◆ What to produce: Count every line below in which "text" occurs, then give only the count.

======

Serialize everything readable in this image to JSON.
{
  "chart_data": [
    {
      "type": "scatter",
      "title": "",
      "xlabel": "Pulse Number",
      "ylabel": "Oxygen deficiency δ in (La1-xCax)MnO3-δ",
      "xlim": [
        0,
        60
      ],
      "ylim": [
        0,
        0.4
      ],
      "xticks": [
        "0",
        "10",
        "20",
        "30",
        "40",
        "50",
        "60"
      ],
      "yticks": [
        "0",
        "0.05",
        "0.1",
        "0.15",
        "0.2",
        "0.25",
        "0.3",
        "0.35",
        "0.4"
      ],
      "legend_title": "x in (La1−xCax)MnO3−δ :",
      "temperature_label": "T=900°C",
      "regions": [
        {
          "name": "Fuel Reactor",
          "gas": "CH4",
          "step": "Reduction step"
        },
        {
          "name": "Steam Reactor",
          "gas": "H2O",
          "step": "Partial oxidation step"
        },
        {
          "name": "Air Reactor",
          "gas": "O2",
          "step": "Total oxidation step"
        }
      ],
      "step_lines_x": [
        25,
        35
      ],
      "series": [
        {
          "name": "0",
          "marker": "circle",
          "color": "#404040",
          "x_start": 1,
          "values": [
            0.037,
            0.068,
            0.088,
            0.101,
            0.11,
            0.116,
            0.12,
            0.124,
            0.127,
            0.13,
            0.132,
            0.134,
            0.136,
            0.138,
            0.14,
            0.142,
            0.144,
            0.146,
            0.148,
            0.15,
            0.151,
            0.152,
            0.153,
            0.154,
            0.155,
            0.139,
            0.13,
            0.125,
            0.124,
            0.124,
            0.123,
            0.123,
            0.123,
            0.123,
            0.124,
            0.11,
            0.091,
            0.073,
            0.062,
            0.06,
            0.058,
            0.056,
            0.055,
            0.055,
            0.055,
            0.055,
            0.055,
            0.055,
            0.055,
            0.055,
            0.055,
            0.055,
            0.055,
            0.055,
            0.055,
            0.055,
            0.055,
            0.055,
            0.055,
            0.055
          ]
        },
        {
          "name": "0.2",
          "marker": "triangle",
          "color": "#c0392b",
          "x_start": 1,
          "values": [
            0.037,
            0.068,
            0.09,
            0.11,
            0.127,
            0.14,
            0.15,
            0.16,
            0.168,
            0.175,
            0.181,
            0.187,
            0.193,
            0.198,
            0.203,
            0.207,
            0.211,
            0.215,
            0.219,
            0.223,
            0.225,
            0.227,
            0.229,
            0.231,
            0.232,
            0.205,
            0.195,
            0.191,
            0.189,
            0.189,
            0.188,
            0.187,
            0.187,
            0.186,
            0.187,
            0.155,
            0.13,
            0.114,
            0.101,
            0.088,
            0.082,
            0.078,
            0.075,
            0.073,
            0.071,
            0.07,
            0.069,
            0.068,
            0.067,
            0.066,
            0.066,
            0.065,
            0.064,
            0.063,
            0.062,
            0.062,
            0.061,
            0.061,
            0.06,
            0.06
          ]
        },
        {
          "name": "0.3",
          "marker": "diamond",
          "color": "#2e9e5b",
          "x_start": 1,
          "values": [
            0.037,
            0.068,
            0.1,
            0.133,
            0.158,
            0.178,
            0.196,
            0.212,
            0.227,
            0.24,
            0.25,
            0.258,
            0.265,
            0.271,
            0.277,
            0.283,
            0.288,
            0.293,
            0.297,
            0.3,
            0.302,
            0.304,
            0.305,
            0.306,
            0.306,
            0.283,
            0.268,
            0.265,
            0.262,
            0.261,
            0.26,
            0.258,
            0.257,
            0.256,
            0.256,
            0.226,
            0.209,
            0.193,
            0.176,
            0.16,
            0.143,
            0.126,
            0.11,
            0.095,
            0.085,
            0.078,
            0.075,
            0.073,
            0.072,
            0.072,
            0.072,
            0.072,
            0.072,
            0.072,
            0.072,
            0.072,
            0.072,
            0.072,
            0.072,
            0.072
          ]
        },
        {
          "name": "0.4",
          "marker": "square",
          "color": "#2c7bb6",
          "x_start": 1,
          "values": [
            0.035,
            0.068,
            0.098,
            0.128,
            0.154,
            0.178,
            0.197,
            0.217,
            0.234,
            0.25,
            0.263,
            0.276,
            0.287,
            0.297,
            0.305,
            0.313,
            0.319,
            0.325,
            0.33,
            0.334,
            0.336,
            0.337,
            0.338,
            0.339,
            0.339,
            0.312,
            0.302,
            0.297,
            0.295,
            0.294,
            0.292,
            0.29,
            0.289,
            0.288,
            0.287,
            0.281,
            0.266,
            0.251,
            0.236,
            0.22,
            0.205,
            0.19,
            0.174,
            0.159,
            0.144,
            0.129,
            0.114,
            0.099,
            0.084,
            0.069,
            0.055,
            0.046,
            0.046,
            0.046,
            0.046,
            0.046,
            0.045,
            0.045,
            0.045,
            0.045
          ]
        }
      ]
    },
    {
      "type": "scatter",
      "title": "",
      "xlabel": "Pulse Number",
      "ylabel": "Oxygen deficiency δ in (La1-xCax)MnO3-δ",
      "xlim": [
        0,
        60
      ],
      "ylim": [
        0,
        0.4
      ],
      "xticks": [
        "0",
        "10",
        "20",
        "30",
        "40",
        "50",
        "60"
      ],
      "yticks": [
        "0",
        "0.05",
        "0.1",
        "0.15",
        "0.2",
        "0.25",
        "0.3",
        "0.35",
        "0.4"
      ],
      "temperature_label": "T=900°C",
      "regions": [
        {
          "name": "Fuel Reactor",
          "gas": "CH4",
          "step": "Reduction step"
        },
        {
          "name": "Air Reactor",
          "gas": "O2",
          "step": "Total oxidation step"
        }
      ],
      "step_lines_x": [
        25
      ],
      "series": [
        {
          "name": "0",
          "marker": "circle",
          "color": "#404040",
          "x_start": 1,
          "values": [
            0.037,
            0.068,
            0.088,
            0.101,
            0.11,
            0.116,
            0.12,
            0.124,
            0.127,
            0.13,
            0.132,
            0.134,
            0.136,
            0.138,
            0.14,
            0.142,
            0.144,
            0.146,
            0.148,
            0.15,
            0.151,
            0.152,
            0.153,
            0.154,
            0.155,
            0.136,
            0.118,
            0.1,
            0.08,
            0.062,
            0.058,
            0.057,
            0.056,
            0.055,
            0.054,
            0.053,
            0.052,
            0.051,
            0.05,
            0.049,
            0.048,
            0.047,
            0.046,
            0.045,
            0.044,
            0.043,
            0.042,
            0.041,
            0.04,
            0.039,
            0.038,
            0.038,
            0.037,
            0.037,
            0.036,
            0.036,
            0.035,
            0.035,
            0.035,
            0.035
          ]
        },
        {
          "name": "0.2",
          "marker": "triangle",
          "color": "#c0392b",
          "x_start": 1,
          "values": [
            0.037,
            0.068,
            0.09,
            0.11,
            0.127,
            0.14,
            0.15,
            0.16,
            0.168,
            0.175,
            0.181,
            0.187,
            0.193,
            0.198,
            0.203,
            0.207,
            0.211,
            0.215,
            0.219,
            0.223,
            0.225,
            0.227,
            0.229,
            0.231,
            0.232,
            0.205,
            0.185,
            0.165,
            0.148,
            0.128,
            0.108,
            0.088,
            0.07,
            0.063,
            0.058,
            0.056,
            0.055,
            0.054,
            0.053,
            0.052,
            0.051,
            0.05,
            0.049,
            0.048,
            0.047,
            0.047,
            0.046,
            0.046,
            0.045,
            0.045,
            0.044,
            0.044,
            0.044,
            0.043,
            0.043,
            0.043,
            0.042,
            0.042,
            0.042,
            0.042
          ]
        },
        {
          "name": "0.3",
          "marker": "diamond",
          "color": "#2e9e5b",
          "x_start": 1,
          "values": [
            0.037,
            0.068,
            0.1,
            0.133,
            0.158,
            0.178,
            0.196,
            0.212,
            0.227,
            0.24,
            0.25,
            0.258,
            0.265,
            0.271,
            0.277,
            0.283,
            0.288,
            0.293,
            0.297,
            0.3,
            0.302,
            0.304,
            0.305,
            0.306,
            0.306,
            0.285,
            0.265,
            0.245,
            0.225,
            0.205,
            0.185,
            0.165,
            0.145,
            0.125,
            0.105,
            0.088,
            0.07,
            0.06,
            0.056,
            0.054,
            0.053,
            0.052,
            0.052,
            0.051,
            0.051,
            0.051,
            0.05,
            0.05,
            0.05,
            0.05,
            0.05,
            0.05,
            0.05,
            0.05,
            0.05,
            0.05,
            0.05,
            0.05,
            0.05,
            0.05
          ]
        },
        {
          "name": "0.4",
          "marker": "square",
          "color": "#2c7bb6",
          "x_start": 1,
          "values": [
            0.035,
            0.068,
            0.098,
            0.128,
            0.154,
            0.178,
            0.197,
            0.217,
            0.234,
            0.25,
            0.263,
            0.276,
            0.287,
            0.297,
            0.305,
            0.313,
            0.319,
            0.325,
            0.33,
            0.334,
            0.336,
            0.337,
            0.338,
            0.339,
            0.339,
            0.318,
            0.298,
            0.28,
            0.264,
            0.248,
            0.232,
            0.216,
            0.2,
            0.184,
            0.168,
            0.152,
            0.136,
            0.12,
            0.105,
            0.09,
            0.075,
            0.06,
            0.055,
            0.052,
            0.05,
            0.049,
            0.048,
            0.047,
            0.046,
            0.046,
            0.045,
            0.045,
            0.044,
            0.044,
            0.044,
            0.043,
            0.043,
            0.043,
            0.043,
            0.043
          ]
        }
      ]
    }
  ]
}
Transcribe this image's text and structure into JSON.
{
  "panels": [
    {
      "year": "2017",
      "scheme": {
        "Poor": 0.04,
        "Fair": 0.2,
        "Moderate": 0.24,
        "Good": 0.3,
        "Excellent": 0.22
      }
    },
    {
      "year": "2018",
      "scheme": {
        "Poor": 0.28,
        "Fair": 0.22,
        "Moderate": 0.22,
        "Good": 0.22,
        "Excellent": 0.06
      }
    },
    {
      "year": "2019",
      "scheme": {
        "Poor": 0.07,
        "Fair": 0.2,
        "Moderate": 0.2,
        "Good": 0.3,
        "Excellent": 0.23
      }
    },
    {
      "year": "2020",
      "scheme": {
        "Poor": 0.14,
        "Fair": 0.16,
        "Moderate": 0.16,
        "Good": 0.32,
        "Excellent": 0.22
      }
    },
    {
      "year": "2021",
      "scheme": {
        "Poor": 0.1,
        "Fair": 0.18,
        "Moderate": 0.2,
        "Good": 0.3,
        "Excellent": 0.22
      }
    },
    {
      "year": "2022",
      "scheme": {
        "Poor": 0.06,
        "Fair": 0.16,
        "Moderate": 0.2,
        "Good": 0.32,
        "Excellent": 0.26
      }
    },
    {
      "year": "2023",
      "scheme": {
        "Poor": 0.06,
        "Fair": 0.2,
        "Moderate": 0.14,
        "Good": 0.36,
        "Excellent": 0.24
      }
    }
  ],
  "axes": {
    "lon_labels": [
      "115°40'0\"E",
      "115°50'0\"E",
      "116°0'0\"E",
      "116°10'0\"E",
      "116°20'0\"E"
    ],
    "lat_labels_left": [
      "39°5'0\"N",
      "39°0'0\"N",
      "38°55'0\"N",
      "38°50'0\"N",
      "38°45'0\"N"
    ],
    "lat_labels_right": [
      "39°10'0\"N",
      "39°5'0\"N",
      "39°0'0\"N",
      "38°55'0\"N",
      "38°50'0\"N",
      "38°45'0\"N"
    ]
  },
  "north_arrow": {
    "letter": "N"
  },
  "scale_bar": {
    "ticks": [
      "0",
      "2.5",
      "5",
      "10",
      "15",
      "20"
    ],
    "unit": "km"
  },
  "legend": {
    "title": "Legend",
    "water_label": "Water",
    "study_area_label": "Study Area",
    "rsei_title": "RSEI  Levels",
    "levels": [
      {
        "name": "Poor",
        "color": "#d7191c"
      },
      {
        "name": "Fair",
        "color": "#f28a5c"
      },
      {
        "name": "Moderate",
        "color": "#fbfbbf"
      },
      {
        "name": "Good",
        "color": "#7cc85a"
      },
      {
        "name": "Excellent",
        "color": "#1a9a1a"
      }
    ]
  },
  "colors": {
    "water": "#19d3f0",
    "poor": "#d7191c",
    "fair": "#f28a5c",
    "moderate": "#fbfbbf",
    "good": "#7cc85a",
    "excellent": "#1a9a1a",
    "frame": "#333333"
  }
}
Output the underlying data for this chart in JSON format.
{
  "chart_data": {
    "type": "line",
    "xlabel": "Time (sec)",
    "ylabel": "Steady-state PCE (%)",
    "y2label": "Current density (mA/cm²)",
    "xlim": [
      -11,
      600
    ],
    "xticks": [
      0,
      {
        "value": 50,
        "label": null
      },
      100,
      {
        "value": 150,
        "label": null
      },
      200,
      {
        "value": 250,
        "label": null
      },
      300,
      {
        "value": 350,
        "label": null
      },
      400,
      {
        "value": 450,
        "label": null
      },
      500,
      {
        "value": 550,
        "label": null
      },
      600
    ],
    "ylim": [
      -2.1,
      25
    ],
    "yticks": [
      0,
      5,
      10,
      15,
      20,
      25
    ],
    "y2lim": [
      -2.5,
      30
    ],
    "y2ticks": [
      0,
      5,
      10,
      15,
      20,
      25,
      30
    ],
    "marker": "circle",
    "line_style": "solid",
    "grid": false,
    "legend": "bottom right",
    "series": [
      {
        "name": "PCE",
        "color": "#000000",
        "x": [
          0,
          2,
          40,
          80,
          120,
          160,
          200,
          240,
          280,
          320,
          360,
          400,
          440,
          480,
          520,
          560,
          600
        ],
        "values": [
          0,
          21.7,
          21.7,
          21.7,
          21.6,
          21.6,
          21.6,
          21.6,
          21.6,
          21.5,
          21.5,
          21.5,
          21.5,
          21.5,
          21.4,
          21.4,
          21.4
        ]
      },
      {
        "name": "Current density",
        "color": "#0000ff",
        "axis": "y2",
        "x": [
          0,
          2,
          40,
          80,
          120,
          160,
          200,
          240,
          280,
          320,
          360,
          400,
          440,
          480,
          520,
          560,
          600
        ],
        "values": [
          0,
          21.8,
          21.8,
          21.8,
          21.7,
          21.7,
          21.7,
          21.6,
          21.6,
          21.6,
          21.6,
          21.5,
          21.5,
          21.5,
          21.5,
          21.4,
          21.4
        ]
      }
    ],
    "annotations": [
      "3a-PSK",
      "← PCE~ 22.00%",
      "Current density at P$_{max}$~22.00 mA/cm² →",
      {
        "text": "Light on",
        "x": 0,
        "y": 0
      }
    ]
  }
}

======

◆ Result of this exercise: 2